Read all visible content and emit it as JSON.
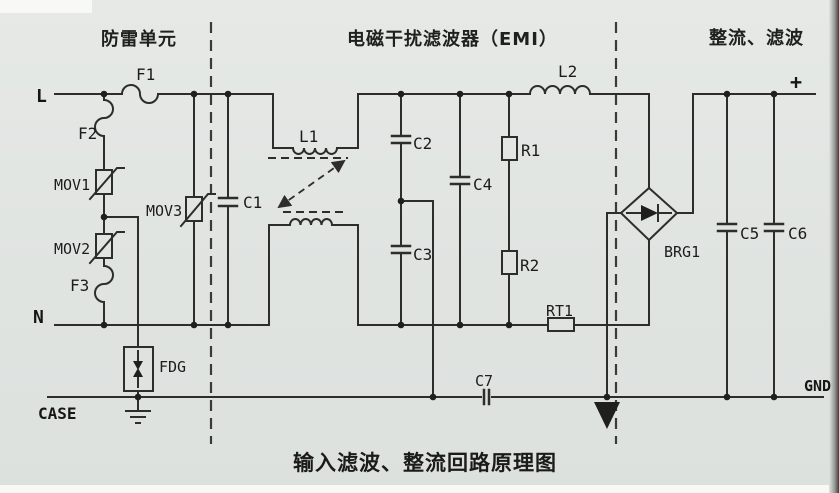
{
  "diagram": {
    "title": "输入滤波、整流回路原理图",
    "sections": {
      "lightning_label": "防雷单元",
      "emi_label": "电磁干扰滤波器（EMI）",
      "rectifier_label": "整流、滤波"
    },
    "terminals": {
      "live": "L",
      "neutral": "N",
      "case": "CASE",
      "gnd": "GND",
      "positive": "+"
    },
    "components": {
      "f1": "F1",
      "f2": "F2",
      "f3": "F3",
      "mov1": "MOV1",
      "mov2": "MOV2",
      "mov3": "MOV3",
      "fdg": "FDG",
      "c1": "C1",
      "c2": "C2",
      "c3": "C3",
      "c4": "C4",
      "c5": "C5",
      "c6": "C6",
      "c7": "C7",
      "l1": "L1",
      "l2": "L2",
      "r1": "R1",
      "r2": "R2",
      "rt1": "RT1",
      "brg1": "BRG1"
    },
    "colors": {
      "background": "#e1e5e2",
      "line": "#2d2d2b",
      "edge_band": "#3f3f3d",
      "bottom_strip": "#f8f8f5"
    }
  }
}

────────────────────

The records above must be echoed exactly, minus their pictures.

Read all visible content and emit it as JSON.
{
  "diagram": {
    "title": "输入滤波、整流回路原理图",
    "sections": {
      "lightning_label": "防雷单元",
      "emi_label": "电磁干扰滤波器（EMI）",
      "rectifier_label": "整流、滤波"
    },
    "terminals": {
      "live": "L",
      "neutral": "N",
      "case": "CASE",
      "gnd": "GND",
      "positive": "+"
    },
    "components": {
      "f1": "F1",
      "f2": "F2",
      "f3": "F3",
      "mov1": "MOV1",
      "mov2": "MOV2",
      "mov3": "MOV3",
      "fdg": "FDG",
      "c1": "C1",
      "c2": "C2",
      "c3": "C3",
      "c4": "C4",
      "c5": "C5",
      "c6": "C6",
      "c7": "C7",
      "l1": "L1",
      "l2": "L2",
      "r1": "R1",
      "r2": "R2",
      "rt1": "RT1",
      "brg1": "BRG1"
    },
    "colors": {
      "background": "#e1e5e2",
      "line": "#2d2d2b",
      "edge_band": "#3f3f3d",
      "bottom_strip": "#f8f8f5"
    }
  }
}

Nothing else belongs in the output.